-- start of Given text --

# ISO Rubs for Ribs



## rjhunt (Jul 1, 2001)

It's summer barbeque time! I'm looking to find new and exciting rubs for ribs. Anyone want to share?


----------



## kimmie (Mar 13, 2001)

RIB SEASONING
Makes about 2 cups

The rib seasoning is a dry rub that should be applied 15 minutes before grilling; the barbecue sauce, warmed up in a saucepan, is an ideal accompaniment to the finished ribs.

1 cup sugar
1/2 cup salt
2 tablespoons paprika
2 tablespoons red pepper
1 tablespoon ground cumin
1 tablespoon ground celery

In a medium bowl, mix together all ingredients. Store in a tightly sealed jar.

-------------
However, I much prefer pastes. Here's a good one.

A SPICE PASTE FOR THE THRILL OF THE GRILL

This paste is wonderful with steaks, chicken or veal chops. Rub the chops with the spice paste and refrigerate for four to six hours before grilling. Bring to room temperature and grill over hot coals until medium rare, about four minutes per side.

-- end of Given text --

**Required work**
1/ List every ingredient in the rib seasoning recipe in the rib rub forum thread.
2/ Reproduce word for word the passage of the rib rub forum thread that begins at the words "A SPICE PASTE" and stops after "minutes per side.".
3/ Carry the rib rub forum thread forward from the point where it stops.
None of the material is needed.

-- start of Data --

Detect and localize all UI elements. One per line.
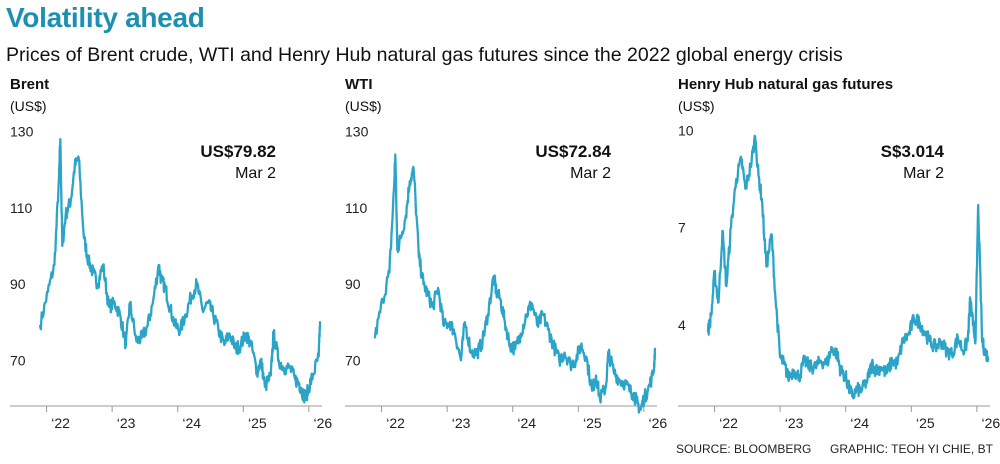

-- end of Data --

**Outputs in order**
1/
1 cup sugar
1/2 cup salt
2 tablespoons paprika
2 tablespoons red pepper
1 tablespoon ground cumin
1 tablespoon ground celery

2/
A SPICE PASTE FOR THE THRILL OF THE GRILL

This paste is wonderful with steaks, chicken or veal chops. Rub the chops with the spice paste and refrigerate for four to six hours before grilling. Bring to room temperature and grill over hot coals until medium rare, about four minutes per side.

3/
Makes about 3/4 cup

Ingredients

2 tablespoons cumin powder 
2 tablespoons curry powder 
2 tablespoons sweet paprika 
2 tablespoons coriander seed, cracked 
2 tablespoons black peppercorns, cracked 
1 tablespoon ground cinnamon 
1 teaspoon kosher salt 
1/4 cup olive oil 
2 cloves garlic, minced 
2 tablespoons minced fresh oregano 
1/4 cup minced fresh cilantro

Preparation

Combine the cumin, curry powder, paprika, coriander seed, peppercorns, cinnamon and salt in a small cast-iron skillet. Dry roast over medium-low heat until spices begin to smoke but not burn, about 3 to 5 minutes. Transfer the roasted spices to a large bowl. Add the olive oil, garlic, oregano and cilantro and mix well. Refrigerate in an airtight container for up to 3 days.

Never tried this one on ribs but I don't see why it wouldn't work...



[ July 09, 2001: Message edited by: Kimmie ]


----------



## pooh (Mar 13, 2001)

A thread on the subject had already been started on this board.

You should go there for more.


----------



## rjhunt (Jul 1, 2001)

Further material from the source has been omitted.